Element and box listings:
####

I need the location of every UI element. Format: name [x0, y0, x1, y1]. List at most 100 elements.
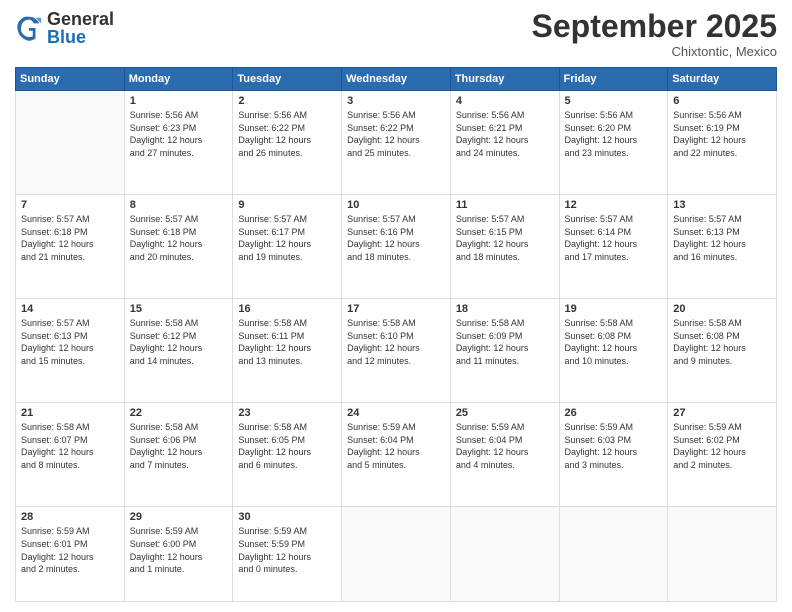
calendar-cell: 29 Sunrise: 5:59 AMSunset: 6:00 PMDayligh… [124, 507, 233, 602]
calendar-cell: 13Sunrise: 5:57 AMSunset: 6:13 PMDayligh… [668, 195, 777, 299]
day-info: Sunrise: 5:58 AMSunset: 6:06 PMDaylight:… [130, 421, 228, 471]
calendar-cell: 8Sunrise: 5:57 AMSunset: 6:18 PMDaylight… [124, 195, 233, 299]
day-info: Sunrise: 5:59 AMSunset: 6:01 PMDaylight:… [21, 525, 119, 575]
day-number: 19 [565, 303, 663, 315]
day-number: 27 [673, 407, 771, 419]
day-info: Sunrise: 5:57 AMSunset: 6:14 PMDaylight:… [565, 213, 663, 263]
day-info: Sunrise: 5:57 AMSunset: 6:13 PMDaylight:… [21, 317, 119, 367]
location: Chixtontic, Mexico [532, 44, 777, 59]
calendar-week-row: 7 Sunrise: 5:57 AMSunset: 6:18 PMDaylight… [16, 195, 777, 299]
day-number: 8 [130, 199, 228, 211]
day-number: 4 [456, 95, 554, 107]
calendar-cell: 15 Sunrise: 5:58 AMSunset: 6:12 PMDayligh… [124, 299, 233, 403]
day-number: 1 [130, 95, 228, 107]
day-info: Sunrise: 5:57 AMSunset: 6:13 PMDaylight:… [673, 213, 771, 263]
calendar-cell: 22 Sunrise: 5:58 AMSunset: 6:06 PMDayligh… [124, 403, 233, 507]
day-info: Sunrise: 5:56 AMSunset: 6:22 PMDaylight:… [347, 109, 445, 159]
calendar-cell: 6 Sunrise: 5:56 AMSunset: 6:19 PMDaylight… [668, 91, 777, 195]
day-info: Sunrise: 5:58 AMSunset: 6:08 PMDaylight:… [565, 317, 663, 367]
weekday-header-saturday: Saturday [668, 68, 777, 91]
weekday-header-tuesday: Tuesday [233, 68, 342, 91]
calendar-cell: 30 Sunrise: 5:59 AMSunset: 5:59 PMDayligh… [233, 507, 342, 602]
day-number: 24 [347, 407, 445, 419]
day-number: 29 [130, 511, 228, 523]
calendar-week-row: 14Sunrise: 5:57 AMSunset: 6:13 PMDayligh… [16, 299, 777, 403]
calendar-cell: 23Sunrise: 5:58 AMSunset: 6:05 PMDayligh… [233, 403, 342, 507]
day-number: 17 [347, 303, 445, 315]
calendar-cell: 18Sunrise: 5:58 AMSunset: 6:09 PMDayligh… [450, 299, 559, 403]
day-info: Sunrise: 5:58 AMSunset: 6:11 PMDaylight:… [238, 317, 336, 367]
day-number: 2 [238, 95, 336, 107]
day-number: 7 [21, 199, 119, 211]
day-number: 11 [456, 199, 554, 211]
calendar-cell: 21Sunrise: 5:58 AMSunset: 6:07 PMDayligh… [16, 403, 125, 507]
day-info: Sunrise: 5:59 AMSunset: 6:02 PMDaylight:… [673, 421, 771, 471]
calendar-cell: 12 Sunrise: 5:57 AMSunset: 6:14 PMDayligh… [559, 195, 668, 299]
calendar-cell: 11 Sunrise: 5:57 AMSunset: 6:15 PMDayligh… [450, 195, 559, 299]
weekday-header-friday: Friday [559, 68, 668, 91]
calendar-cell [450, 507, 559, 602]
day-info: Sunrise: 5:56 AMSunset: 6:19 PMDaylight:… [673, 109, 771, 159]
weekday-header-thursday: Thursday [450, 68, 559, 91]
day-info: Sunrise: 5:56 AMSunset: 6:23 PMDaylight:… [130, 109, 228, 159]
day-info: Sunrise: 5:56 AMSunset: 6:21 PMDaylight:… [456, 109, 554, 159]
day-number: 5 [565, 95, 663, 107]
day-info: Sunrise: 5:58 AMSunset: 6:10 PMDaylight:… [347, 317, 445, 367]
day-number: 15 [130, 303, 228, 315]
day-info: Sunrise: 5:56 AMSunset: 6:20 PMDaylight:… [565, 109, 663, 159]
calendar-cell: 9 Sunrise: 5:57 AMSunset: 6:17 PMDaylight… [233, 195, 342, 299]
calendar-table: SundayMondayTuesdayWednesdayThursdayFrid… [15, 67, 777, 602]
day-info: Sunrise: 5:59 AMSunset: 6:04 PMDaylight:… [347, 421, 445, 471]
day-number: 9 [238, 199, 336, 211]
calendar-cell: 28 Sunrise: 5:59 AMSunset: 6:01 PMDayligh… [16, 507, 125, 602]
day-number: 21 [21, 407, 119, 419]
day-info: Sunrise: 5:59 AMSunset: 6:04 PMDaylight:… [456, 421, 554, 471]
day-number: 10 [347, 199, 445, 211]
calendar-week-row: 1 Sunrise: 5:56 AMSunset: 6:23 PMDaylight… [16, 91, 777, 195]
day-number: 22 [130, 407, 228, 419]
calendar-week-row: 21Sunrise: 5:58 AMSunset: 6:07 PMDayligh… [16, 403, 777, 507]
day-number: 30 [238, 511, 336, 523]
day-info: Sunrise: 5:59 AMSunset: 6:00 PMDaylight:… [130, 525, 228, 575]
day-info: Sunrise: 5:58 AMSunset: 6:12 PMDaylight:… [130, 317, 228, 367]
calendar-cell: 16 Sunrise: 5:58 AMSunset: 6:11 PMDayligh… [233, 299, 342, 403]
calendar-cell: 2 Sunrise: 5:56 AMSunset: 6:22 PMDaylight… [233, 91, 342, 195]
page: General Blue September 2025 Chixtontic, … [0, 0, 792, 612]
calendar-cell: 26Sunrise: 5:59 AMSunset: 6:03 PMDayligh… [559, 403, 668, 507]
weekday-header-monday: Monday [124, 68, 233, 91]
calendar-cell: 7 Sunrise: 5:57 AMSunset: 6:18 PMDaylight… [16, 195, 125, 299]
calendar-cell: 24 Sunrise: 5:59 AMSunset: 6:04 PMDayligh… [342, 403, 451, 507]
day-info: Sunrise: 5:57 AMSunset: 6:17 PMDaylight:… [238, 213, 336, 263]
day-number: 28 [21, 511, 119, 523]
weekday-header-sunday: Sunday [16, 68, 125, 91]
calendar-cell: 14Sunrise: 5:57 AMSunset: 6:13 PMDayligh… [16, 299, 125, 403]
weekday-header-wednesday: Wednesday [342, 68, 451, 91]
day-number: 18 [456, 303, 554, 315]
logo-general: General [47, 10, 114, 28]
calendar-cell: 20Sunrise: 5:58 AMSunset: 6:08 PMDayligh… [668, 299, 777, 403]
calendar-cell [559, 507, 668, 602]
day-number: 6 [673, 95, 771, 107]
calendar-cell: 4 Sunrise: 5:56 AMSunset: 6:21 PMDaylight… [450, 91, 559, 195]
day-info: Sunrise: 5:59 AMSunset: 5:59 PMDaylight:… [238, 525, 336, 575]
logo-blue: Blue [47, 28, 114, 46]
calendar-cell: 25 Sunrise: 5:59 AMSunset: 6:04 PMDayligh… [450, 403, 559, 507]
logo-icon [15, 14, 43, 42]
day-info: Sunrise: 5:57 AMSunset: 6:18 PMDaylight:… [21, 213, 119, 263]
logo-text: General Blue [47, 10, 114, 46]
day-info: Sunrise: 5:57 AMSunset: 6:15 PMDaylight:… [456, 213, 554, 263]
day-info: Sunrise: 5:57 AMSunset: 6:16 PMDaylight:… [347, 213, 445, 263]
logo: General Blue [15, 10, 114, 46]
day-number: 12 [565, 199, 663, 211]
month-title: September 2025 [532, 10, 777, 42]
day-number: 16 [238, 303, 336, 315]
day-number: 25 [456, 407, 554, 419]
calendar-cell: 5 Sunrise: 5:56 AMSunset: 6:20 PMDaylight… [559, 91, 668, 195]
header: General Blue September 2025 Chixtontic, … [15, 10, 777, 59]
calendar-cell: 10 Sunrise: 5:57 AMSunset: 6:16 PMDayligh… [342, 195, 451, 299]
calendar-cell: 27 Sunrise: 5:59 AMSunset: 6:02 PMDayligh… [668, 403, 777, 507]
day-info: Sunrise: 5:58 AMSunset: 6:05 PMDaylight:… [238, 421, 336, 471]
calendar-cell: 1 Sunrise: 5:56 AMSunset: 6:23 PMDaylight… [124, 91, 233, 195]
calendar-cell: 17 Sunrise: 5:58 AMSunset: 6:10 PMDayligh… [342, 299, 451, 403]
day-info: Sunrise: 5:56 AMSunset: 6:22 PMDaylight:… [238, 109, 336, 159]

####

— Your objective —
Please copy the rows above word for word, beginning at the line that contains "calendar-cell: 29 Sunrise: 5:59" and stopping after the line that contains "day-info: Sunrise: 5:58 AMSunset: 6:06".

— Task solution —
calendar-cell: 29 Sunrise: 5:59 AMSunset: 6:00 PMDayligh… [124, 507, 233, 602]
calendar-cell: 13Sunrise: 5:57 AMSunset: 6:13 PMDayligh… [668, 195, 777, 299]
day-info: Sunrise: 5:58 AMSunset: 6:06 PMDaylight:… [130, 421, 228, 471]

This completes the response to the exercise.